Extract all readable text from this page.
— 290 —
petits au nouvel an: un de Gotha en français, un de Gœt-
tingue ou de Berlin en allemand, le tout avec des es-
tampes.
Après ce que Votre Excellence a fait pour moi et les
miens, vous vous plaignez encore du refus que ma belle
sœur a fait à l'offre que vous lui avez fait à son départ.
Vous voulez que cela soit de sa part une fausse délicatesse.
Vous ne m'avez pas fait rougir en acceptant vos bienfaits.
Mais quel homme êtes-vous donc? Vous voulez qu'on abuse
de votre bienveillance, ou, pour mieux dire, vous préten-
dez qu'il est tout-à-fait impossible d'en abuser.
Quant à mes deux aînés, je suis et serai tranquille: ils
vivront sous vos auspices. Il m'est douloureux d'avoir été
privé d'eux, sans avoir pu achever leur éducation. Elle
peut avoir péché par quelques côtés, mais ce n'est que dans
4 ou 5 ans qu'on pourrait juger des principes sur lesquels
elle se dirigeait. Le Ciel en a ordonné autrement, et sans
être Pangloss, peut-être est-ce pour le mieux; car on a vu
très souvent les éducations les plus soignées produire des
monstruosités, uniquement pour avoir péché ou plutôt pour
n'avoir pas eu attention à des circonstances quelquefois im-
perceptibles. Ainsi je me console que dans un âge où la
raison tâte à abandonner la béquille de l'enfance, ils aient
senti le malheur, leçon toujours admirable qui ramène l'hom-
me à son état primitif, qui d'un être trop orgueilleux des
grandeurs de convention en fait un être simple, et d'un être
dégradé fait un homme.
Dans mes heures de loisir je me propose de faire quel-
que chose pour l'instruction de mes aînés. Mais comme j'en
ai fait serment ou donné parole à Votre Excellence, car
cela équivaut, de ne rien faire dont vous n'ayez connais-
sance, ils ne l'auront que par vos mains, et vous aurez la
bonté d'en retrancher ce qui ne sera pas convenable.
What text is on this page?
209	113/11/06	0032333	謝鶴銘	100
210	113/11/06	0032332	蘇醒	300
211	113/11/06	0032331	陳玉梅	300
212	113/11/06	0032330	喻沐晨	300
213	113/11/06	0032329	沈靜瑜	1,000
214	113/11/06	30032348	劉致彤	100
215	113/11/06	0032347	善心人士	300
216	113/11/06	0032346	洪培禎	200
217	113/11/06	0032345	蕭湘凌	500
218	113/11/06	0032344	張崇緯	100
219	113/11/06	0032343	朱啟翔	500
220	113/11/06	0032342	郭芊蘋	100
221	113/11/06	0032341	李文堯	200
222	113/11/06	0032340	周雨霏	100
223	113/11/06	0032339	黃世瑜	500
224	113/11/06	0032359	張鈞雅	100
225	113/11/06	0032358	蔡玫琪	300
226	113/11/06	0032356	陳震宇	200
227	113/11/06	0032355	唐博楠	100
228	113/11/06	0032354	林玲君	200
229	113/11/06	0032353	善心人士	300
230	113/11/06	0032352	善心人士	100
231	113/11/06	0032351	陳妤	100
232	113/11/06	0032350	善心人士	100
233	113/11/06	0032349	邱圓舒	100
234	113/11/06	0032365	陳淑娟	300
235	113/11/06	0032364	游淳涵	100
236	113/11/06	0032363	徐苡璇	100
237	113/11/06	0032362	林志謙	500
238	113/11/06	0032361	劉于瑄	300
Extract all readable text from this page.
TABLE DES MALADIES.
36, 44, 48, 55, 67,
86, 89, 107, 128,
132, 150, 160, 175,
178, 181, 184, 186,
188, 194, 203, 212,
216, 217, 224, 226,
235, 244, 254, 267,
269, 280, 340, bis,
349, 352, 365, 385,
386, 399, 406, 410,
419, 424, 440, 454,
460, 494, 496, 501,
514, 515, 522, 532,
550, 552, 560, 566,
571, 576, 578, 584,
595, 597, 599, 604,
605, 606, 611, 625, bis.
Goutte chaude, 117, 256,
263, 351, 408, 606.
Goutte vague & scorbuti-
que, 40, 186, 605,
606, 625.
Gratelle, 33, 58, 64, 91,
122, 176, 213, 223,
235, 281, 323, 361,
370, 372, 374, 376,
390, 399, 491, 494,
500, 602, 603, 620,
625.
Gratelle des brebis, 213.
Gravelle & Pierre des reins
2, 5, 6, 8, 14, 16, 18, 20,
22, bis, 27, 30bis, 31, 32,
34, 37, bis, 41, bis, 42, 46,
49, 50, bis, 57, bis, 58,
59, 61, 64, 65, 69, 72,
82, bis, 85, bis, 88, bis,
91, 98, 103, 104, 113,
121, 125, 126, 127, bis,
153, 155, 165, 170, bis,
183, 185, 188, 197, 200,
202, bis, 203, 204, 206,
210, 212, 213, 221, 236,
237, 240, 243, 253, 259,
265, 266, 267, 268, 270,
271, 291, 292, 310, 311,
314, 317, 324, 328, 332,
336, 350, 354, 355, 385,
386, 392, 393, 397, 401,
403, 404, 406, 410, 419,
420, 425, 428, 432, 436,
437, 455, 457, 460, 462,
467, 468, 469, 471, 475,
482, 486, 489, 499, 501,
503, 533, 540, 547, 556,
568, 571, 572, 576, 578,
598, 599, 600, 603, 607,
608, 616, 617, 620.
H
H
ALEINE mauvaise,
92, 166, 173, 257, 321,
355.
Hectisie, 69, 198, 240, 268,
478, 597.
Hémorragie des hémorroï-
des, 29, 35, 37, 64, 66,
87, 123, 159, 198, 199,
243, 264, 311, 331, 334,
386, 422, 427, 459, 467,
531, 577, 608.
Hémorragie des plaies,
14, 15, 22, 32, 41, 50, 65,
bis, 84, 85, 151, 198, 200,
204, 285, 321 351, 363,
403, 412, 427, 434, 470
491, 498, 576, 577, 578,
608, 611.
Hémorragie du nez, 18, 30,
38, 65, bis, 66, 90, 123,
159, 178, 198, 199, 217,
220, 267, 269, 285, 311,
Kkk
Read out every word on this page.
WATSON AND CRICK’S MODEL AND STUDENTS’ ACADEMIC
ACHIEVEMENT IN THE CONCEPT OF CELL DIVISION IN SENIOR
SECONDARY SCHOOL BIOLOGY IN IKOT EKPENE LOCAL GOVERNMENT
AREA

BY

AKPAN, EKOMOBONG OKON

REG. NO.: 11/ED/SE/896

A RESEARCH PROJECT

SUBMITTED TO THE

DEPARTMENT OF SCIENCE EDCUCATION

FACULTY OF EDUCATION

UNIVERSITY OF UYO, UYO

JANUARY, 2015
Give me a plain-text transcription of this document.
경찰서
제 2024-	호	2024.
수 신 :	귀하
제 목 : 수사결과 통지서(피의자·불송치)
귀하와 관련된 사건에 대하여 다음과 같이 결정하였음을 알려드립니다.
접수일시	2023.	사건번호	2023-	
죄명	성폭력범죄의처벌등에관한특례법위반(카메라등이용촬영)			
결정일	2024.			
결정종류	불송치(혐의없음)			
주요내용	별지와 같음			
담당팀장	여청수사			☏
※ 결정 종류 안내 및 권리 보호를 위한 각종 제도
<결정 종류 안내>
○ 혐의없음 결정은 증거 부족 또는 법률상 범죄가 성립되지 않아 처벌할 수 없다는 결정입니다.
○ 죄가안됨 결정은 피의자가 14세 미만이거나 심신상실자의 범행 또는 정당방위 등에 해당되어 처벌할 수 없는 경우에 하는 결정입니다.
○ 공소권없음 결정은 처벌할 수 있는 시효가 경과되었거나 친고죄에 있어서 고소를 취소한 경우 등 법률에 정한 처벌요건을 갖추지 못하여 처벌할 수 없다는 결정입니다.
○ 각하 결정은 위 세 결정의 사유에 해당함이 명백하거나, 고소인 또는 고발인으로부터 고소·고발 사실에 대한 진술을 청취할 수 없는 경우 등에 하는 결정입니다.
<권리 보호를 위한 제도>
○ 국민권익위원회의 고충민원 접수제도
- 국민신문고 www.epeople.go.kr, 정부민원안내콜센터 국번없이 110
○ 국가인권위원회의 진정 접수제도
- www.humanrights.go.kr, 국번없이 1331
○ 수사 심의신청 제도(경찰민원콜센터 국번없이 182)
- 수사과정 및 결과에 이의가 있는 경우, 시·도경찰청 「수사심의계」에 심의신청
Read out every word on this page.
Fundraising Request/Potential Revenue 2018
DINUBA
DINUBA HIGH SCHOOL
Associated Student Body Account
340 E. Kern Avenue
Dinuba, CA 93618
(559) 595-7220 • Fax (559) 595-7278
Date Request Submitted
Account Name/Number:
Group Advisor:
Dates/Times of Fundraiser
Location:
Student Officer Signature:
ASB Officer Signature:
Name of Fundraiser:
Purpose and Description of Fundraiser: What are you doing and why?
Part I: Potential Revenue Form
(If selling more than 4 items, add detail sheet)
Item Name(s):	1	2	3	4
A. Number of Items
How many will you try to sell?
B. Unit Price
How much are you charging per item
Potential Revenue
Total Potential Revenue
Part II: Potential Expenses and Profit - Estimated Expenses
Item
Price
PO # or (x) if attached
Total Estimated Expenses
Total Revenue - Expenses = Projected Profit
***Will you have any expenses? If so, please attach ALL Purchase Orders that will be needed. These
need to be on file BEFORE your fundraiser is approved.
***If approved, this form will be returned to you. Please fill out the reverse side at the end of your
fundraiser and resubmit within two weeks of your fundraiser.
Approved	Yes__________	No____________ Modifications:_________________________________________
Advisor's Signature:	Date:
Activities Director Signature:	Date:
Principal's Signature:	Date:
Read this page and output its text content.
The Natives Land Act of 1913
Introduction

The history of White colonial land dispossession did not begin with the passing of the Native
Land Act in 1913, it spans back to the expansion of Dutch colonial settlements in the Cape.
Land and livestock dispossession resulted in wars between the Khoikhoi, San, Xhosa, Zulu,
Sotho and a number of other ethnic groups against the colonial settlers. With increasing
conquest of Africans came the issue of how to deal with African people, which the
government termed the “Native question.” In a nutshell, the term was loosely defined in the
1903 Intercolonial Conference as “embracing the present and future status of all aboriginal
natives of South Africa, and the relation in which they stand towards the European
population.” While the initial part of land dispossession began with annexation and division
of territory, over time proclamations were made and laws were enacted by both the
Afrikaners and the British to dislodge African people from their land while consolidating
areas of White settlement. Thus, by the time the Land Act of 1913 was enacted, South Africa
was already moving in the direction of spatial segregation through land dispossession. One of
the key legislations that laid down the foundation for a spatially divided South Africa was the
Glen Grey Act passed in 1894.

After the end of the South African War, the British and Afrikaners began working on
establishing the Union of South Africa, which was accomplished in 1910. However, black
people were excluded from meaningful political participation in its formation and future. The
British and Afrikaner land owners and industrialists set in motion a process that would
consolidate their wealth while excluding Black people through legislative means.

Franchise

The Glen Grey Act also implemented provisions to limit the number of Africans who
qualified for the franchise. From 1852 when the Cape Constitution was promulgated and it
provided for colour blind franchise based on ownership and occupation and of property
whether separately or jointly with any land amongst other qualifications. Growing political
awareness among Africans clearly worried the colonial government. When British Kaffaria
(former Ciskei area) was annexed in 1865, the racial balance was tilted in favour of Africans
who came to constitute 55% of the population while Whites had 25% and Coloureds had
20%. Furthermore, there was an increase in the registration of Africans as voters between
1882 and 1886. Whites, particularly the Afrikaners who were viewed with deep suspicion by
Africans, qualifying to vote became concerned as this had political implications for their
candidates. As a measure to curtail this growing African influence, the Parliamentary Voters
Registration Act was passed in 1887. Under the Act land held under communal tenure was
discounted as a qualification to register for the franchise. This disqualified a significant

Stated task: From the listing above, return each line with the word "future".

The solution:
1903 Intercolonial Conference as “embracing the present and future status of all aboriginal
people were excluded from meaningful political participation in its formation and future. The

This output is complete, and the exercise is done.